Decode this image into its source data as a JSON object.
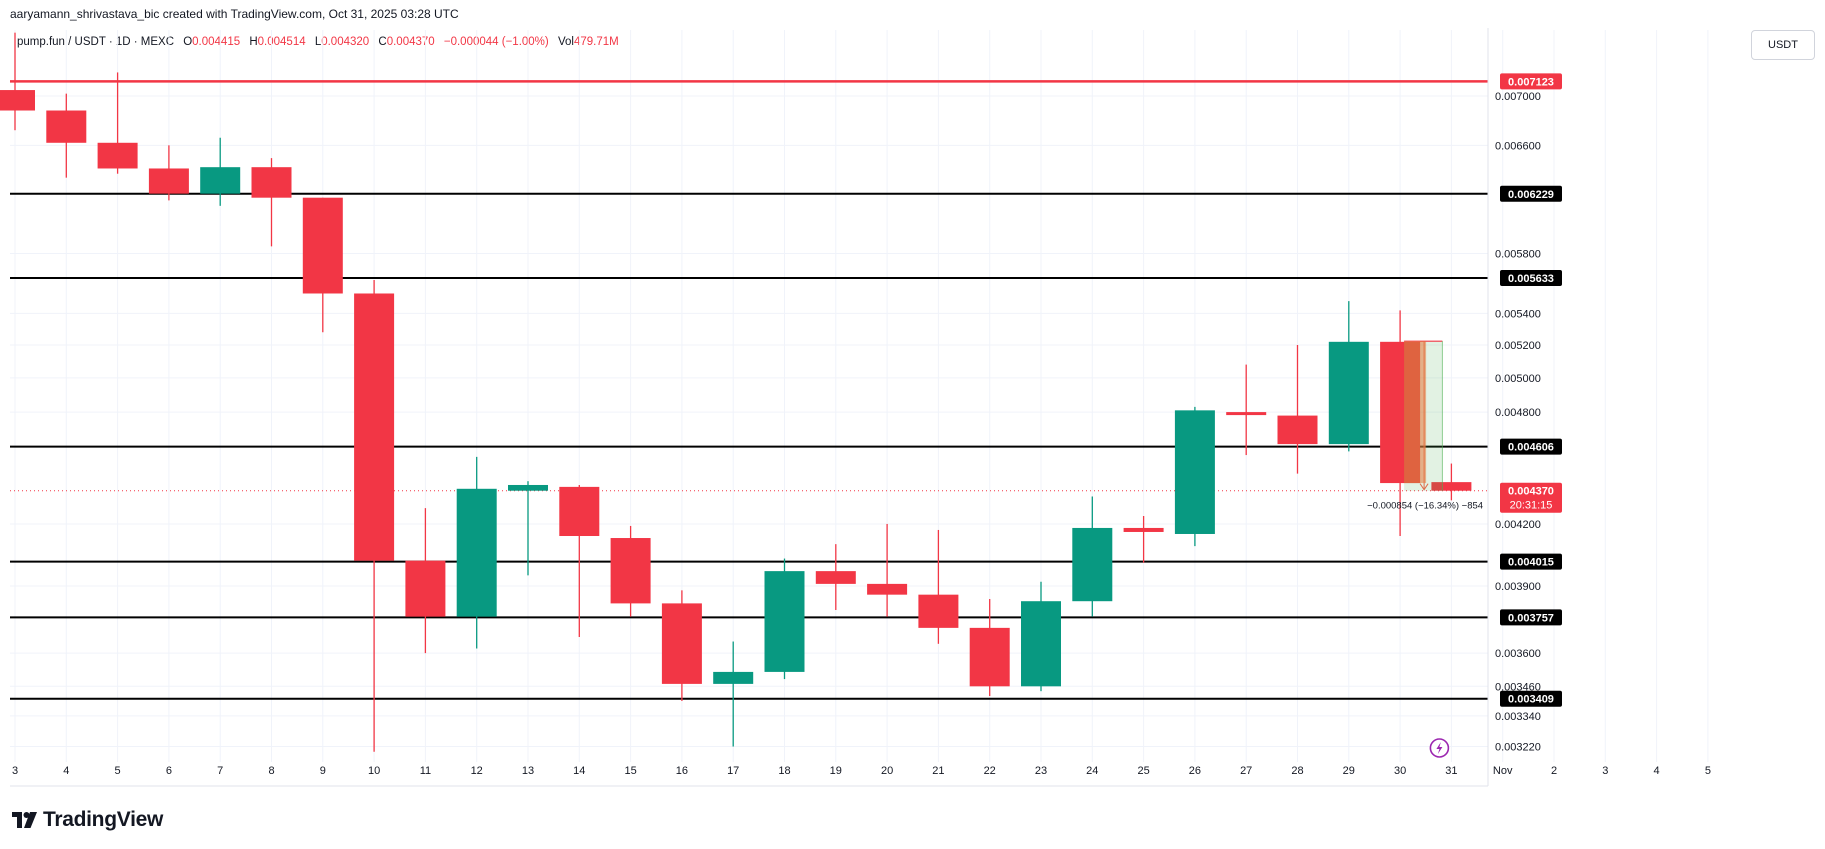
{
  "header": {
    "creator": "aaryamann_shrivastava_bic created with TradingView.com, Oct 31, 2025 03:28 UTC"
  },
  "legend": {
    "symbol": "pump.fun / USDT · 1D · MEXC",
    "open_label": "O",
    "open": "0.004415",
    "high_label": "H",
    "high": "0.004514",
    "low_label": "L",
    "low": "0.004320",
    "close_label": "C",
    "close": "0.004370",
    "change": "−0.000044 (−1.00%)",
    "vol_label": "Vol",
    "vol": "479.71M"
  },
  "currency_button": "USDT",
  "brand": {
    "name": "TradingView",
    "icon": "tradingview-logo-icon"
  },
  "colors": {
    "up": "#089981",
    "down": "#f23645",
    "level": "#000000",
    "resistance": "#f23645",
    "grid": "#f0f3fa"
  },
  "chart_data": {
    "type": "candlestick",
    "y_scale": "log",
    "ylim": [
      0.00318,
      0.00752
    ],
    "y_ticks": [
      "0.007000",
      "0.006600",
      "0.005800",
      "0.005400",
      "0.005200",
      "0.005000",
      "0.004800",
      "0.004200",
      "0.003900",
      "0.003600",
      "0.003460",
      "0.003340",
      "0.003220"
    ],
    "x_tick_labels": [
      "3",
      "4",
      "5",
      "6",
      "7",
      "8",
      "9",
      "10",
      "11",
      "12",
      "13",
      "14",
      "15",
      "16",
      "17",
      "18",
      "19",
      "20",
      "21",
      "22",
      "23",
      "24",
      "25",
      "26",
      "27",
      "28",
      "29",
      "30",
      "31",
      "Nov",
      "2",
      "3",
      "4",
      "5"
    ],
    "candles": [
      {
        "date": "3",
        "open": 0.00705,
        "high": 0.00755,
        "low": 0.00672,
        "close": 0.00688
      },
      {
        "date": "4",
        "open": 0.00688,
        "high": 0.00702,
        "low": 0.00635,
        "close": 0.00662
      },
      {
        "date": "5",
        "open": 0.00662,
        "high": 0.0072,
        "low": 0.00638,
        "close": 0.00642
      },
      {
        "date": "6",
        "open": 0.00642,
        "high": 0.0066,
        "low": 0.00618,
        "close": 0.00623
      },
      {
        "date": "7",
        "open": 0.00623,
        "high": 0.00666,
        "low": 0.00614,
        "close": 0.00643
      },
      {
        "date": "8",
        "open": 0.00643,
        "high": 0.0065,
        "low": 0.00585,
        "close": 0.0062
      },
      {
        "date": "9",
        "open": 0.0062,
        "high": 0.0062,
        "low": 0.00528,
        "close": 0.00553
      },
      {
        "date": "10",
        "open": 0.00553,
        "high": 0.00562,
        "low": 0.0032,
        "close": 0.00402
      },
      {
        "date": "11",
        "open": 0.00402,
        "high": 0.00428,
        "low": 0.0036,
        "close": 0.00376
      },
      {
        "date": "12",
        "open": 0.00376,
        "high": 0.00455,
        "low": 0.00362,
        "close": 0.00438
      },
      {
        "date": "13",
        "open": 0.00437,
        "high": 0.00442,
        "low": 0.00395,
        "close": 0.0044
      },
      {
        "date": "14",
        "open": 0.00439,
        "high": 0.0044,
        "low": 0.00367,
        "close": 0.00414
      },
      {
        "date": "15",
        "open": 0.00413,
        "high": 0.00419,
        "low": 0.00376,
        "close": 0.00382
      },
      {
        "date": "16",
        "open": 0.00382,
        "high": 0.00388,
        "low": 0.0034,
        "close": 0.00347
      },
      {
        "date": "17",
        "open": 0.00347,
        "high": 0.00365,
        "low": 0.00322,
        "close": 0.00352
      },
      {
        "date": "18",
        "open": 0.00352,
        "high": 0.00403,
        "low": 0.00349,
        "close": 0.00397
      },
      {
        "date": "19",
        "open": 0.00397,
        "high": 0.0041,
        "low": 0.00379,
        "close": 0.00391
      },
      {
        "date": "20",
        "open": 0.00391,
        "high": 0.0042,
        "low": 0.00376,
        "close": 0.00386
      },
      {
        "date": "21",
        "open": 0.00386,
        "high": 0.00417,
        "low": 0.00364,
        "close": 0.00371
      },
      {
        "date": "22",
        "open": 0.00371,
        "high": 0.00384,
        "low": 0.00342,
        "close": 0.00346
      },
      {
        "date": "23",
        "open": 0.00346,
        "high": 0.00392,
        "low": 0.00344,
        "close": 0.00383
      },
      {
        "date": "24",
        "open": 0.00383,
        "high": 0.00434,
        "low": 0.00376,
        "close": 0.00418
      },
      {
        "date": "25",
        "open": 0.00418,
        "high": 0.00424,
        "low": 0.00401,
        "close": 0.00416
      },
      {
        "date": "26",
        "open": 0.00415,
        "high": 0.00483,
        "low": 0.00409,
        "close": 0.00481
      },
      {
        "date": "27",
        "open": 0.0048,
        "high": 0.00508,
        "low": 0.00456,
        "close": 0.00479
      },
      {
        "date": "28",
        "open": 0.00478,
        "high": 0.0052,
        "low": 0.00446,
        "close": 0.00462
      },
      {
        "date": "29",
        "open": 0.00462,
        "high": 0.00548,
        "low": 0.00458,
        "close": 0.00522
      },
      {
        "date": "30",
        "open": 0.00522,
        "high": 0.00542,
        "low": 0.00414,
        "close": 0.00441
      },
      {
        "date": "31",
        "open": 0.004415,
        "high": 0.004514,
        "low": 0.00432,
        "close": 0.00437
      }
    ],
    "horizontal_levels": [
      {
        "value": 0.007123,
        "label": "0.007123",
        "color": "#f23645"
      },
      {
        "value": 0.006229,
        "label": "0.006229",
        "color": "#000000"
      },
      {
        "value": 0.005633,
        "label": "0.005633",
        "color": "#000000"
      },
      {
        "value": 0.004606,
        "label": "0.004606",
        "color": "#000000"
      },
      {
        "value": 0.004015,
        "label": "0.004015",
        "color": "#000000"
      },
      {
        "value": 0.003757,
        "label": "0.003757",
        "color": "#000000"
      },
      {
        "value": 0.003409,
        "label": "0.003409",
        "color": "#000000"
      }
    ],
    "current_price": {
      "value": 0.00437,
      "label": "0.004370",
      "countdown": "20:31:15",
      "color": "#f23645"
    },
    "measure": {
      "from_date": "30",
      "to_date": "31",
      "from_value": 0.005224,
      "to_value": 0.00437,
      "label": "−0.000854 (−16.34%) −854"
    },
    "event_icon": {
      "date": "31",
      "name": "lightning-event-icon"
    }
  }
}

....

WHAT YOU SHOULD DO: Copy every record above exactly as written, but leave out the pictures.

FINAL ANSWER:
Decode this image into its source data as a JSON object.
{
  "header": {
    "creator": "aaryamann_shrivastava_bic created with TradingView.com, Oct 31, 2025 03:28 UTC"
  },
  "legend": {
    "symbol": "pump.fun / USDT · 1D · MEXC",
    "open_label": "O",
    "open": "0.004415",
    "high_label": "H",
    "high": "0.004514",
    "low_label": "L",
    "low": "0.004320",
    "close_label": "C",
    "close": "0.004370",
    "change": "−0.000044 (−1.00%)",
    "vol_label": "Vol",
    "vol": "479.71M"
  },
  "currency_button": "USDT",
  "brand": {
    "name": "TradingView",
    "icon": "tradingview-logo-icon"
  },
  "colors": {
    "up": "#089981",
    "down": "#f23645",
    "level": "#000000",
    "resistance": "#f23645",
    "grid": "#f0f3fa"
  },
  "chart_data": {
    "type": "candlestick",
    "y_scale": "log",
    "ylim": [
      0.00318,
      0.00752
    ],
    "y_ticks": [
      "0.007000",
      "0.006600",
      "0.005800",
      "0.005400",
      "0.005200",
      "0.005000",
      "0.004800",
      "0.004200",
      "0.003900",
      "0.003600",
      "0.003460",
      "0.003340",
      "0.003220"
    ],
    "x_tick_labels": [
      "3",
      "4",
      "5",
      "6",
      "7",
      "8",
      "9",
      "10",
      "11",
      "12",
      "13",
      "14",
      "15",
      "16",
      "17",
      "18",
      "19",
      "20",
      "21",
      "22",
      "23",
      "24",
      "25",
      "26",
      "27",
      "28",
      "29",
      "30",
      "31",
      "Nov",
      "2",
      "3",
      "4",
      "5"
    ],
    "candles": [
      {
        "date": "3",
        "open": 0.00705,
        "high": 0.00755,
        "low": 0.00672,
        "close": 0.00688
      },
      {
        "date": "4",
        "open": 0.00688,
        "high": 0.00702,
        "low": 0.00635,
        "close": 0.00662
      },
      {
        "date": "5",
        "open": 0.00662,
        "high": 0.0072,
        "low": 0.00638,
        "close": 0.00642
      },
      {
        "date": "6",
        "open": 0.00642,
        "high": 0.0066,
        "low": 0.00618,
        "close": 0.00623
      },
      {
        "date": "7",
        "open": 0.00623,
        "high": 0.00666,
        "low": 0.00614,
        "close": 0.00643
      },
      {
        "date": "8",
        "open": 0.00643,
        "high": 0.0065,
        "low": 0.00585,
        "close": 0.0062
      },
      {
        "date": "9",
        "open": 0.0062,
        "high": 0.0062,
        "low": 0.00528,
        "close": 0.00553
      },
      {
        "date": "10",
        "open": 0.00553,
        "high": 0.00562,
        "low": 0.0032,
        "close": 0.00402
      },
      {
        "date": "11",
        "open": 0.00402,
        "high": 0.00428,
        "low": 0.0036,
        "close": 0.00376
      },
      {
        "date": "12",
        "open": 0.00376,
        "high": 0.00455,
        "low": 0.00362,
        "close": 0.00438
      },
      {
        "date": "13",
        "open": 0.00437,
        "high": 0.00442,
        "low": 0.00395,
        "close": 0.0044
      },
      {
        "date": "14",
        "open": 0.00439,
        "high": 0.0044,
        "low": 0.00367,
        "close": 0.00414
      },
      {
        "date": "15",
        "open": 0.00413,
        "high": 0.00419,
        "low": 0.00376,
        "close": 0.00382
      },
      {
        "date": "16",
        "open": 0.00382,
        "high": 0.00388,
        "low": 0.0034,
        "close": 0.00347
      },
      {
        "date": "17",
        "open": 0.00347,
        "high": 0.00365,
        "low": 0.00322,
        "close": 0.00352
      },
      {
        "date": "18",
        "open": 0.00352,
        "high": 0.00403,
        "low": 0.00349,
        "close": 0.00397
      },
      {
        "date": "19",
        "open": 0.00397,
        "high": 0.0041,
        "low": 0.00379,
        "close": 0.00391
      },
      {
        "date": "20",
        "open": 0.00391,
        "high": 0.0042,
        "low": 0.00376,
        "close": 0.00386
      },
      {
        "date": "21",
        "open": 0.00386,
        "high": 0.00417,
        "low": 0.00364,
        "close": 0.00371
      },
      {
        "date": "22",
        "open": 0.00371,
        "high": 0.00384,
        "low": 0.00342,
        "close": 0.00346
      },
      {
        "date": "23",
        "open": 0.00346,
        "high": 0.00392,
        "low": 0.00344,
        "close": 0.00383
      },
      {
        "date": "24",
        "open": 0.00383,
        "high": 0.00434,
        "low": 0.00376,
        "close": 0.00418
      },
      {
        "date": "25",
        "open": 0.00418,
        "high": 0.00424,
        "low": 0.00401,
        "close": 0.00416
      },
      {
        "date": "26",
        "open": 0.00415,
        "high": 0.00483,
        "low": 0.00409,
        "close": 0.00481
      },
      {
        "date": "27",
        "open": 0.0048,
        "high": 0.00508,
        "low": 0.00456,
        "close": 0.00479
      },
      {
        "date": "28",
        "open": 0.00478,
        "high": 0.0052,
        "low": 0.00446,
        "close": 0.00462
      },
      {
        "date": "29",
        "open": 0.00462,
        "high": 0.00548,
        "low": 0.00458,
        "close": 0.00522
      },
      {
        "date": "30",
        "open": 0.00522,
        "high": 0.00542,
        "low": 0.00414,
        "close": 0.00441
      },
      {
        "date": "31",
        "open": 0.004415,
        "high": 0.004514,
        "low": 0.00432,
        "close": 0.00437
      }
    ],
    "horizontal_levels": [
      {
        "value": 0.007123,
        "label": "0.007123",
        "color": "#f23645"
      },
      {
        "value": 0.006229,
        "label": "0.006229",
        "color": "#000000"
      },
      {
        "value": 0.005633,
        "label": "0.005633",
        "color": "#000000"
      },
      {
        "value": 0.004606,
        "label": "0.004606",
        "color": "#000000"
      },
      {
        "value": 0.004015,
        "label": "0.004015",
        "color": "#000000"
      },
      {
        "value": 0.003757,
        "label": "0.003757",
        "color": "#000000"
      },
      {
        "value": 0.003409,
        "label": "0.003409",
        "color": "#000000"
      }
    ],
    "current_price": {
      "value": 0.00437,
      "label": "0.004370",
      "countdown": "20:31:15",
      "color": "#f23645"
    },
    "measure": {
      "from_date": "30",
      "to_date": "31",
      "from_value": 0.005224,
      "to_value": 0.00437,
      "label": "−0.000854 (−16.34%) −854"
    },
    "event_icon": {
      "date": "31",
      "name": "lightning-event-icon"
    }
  }
}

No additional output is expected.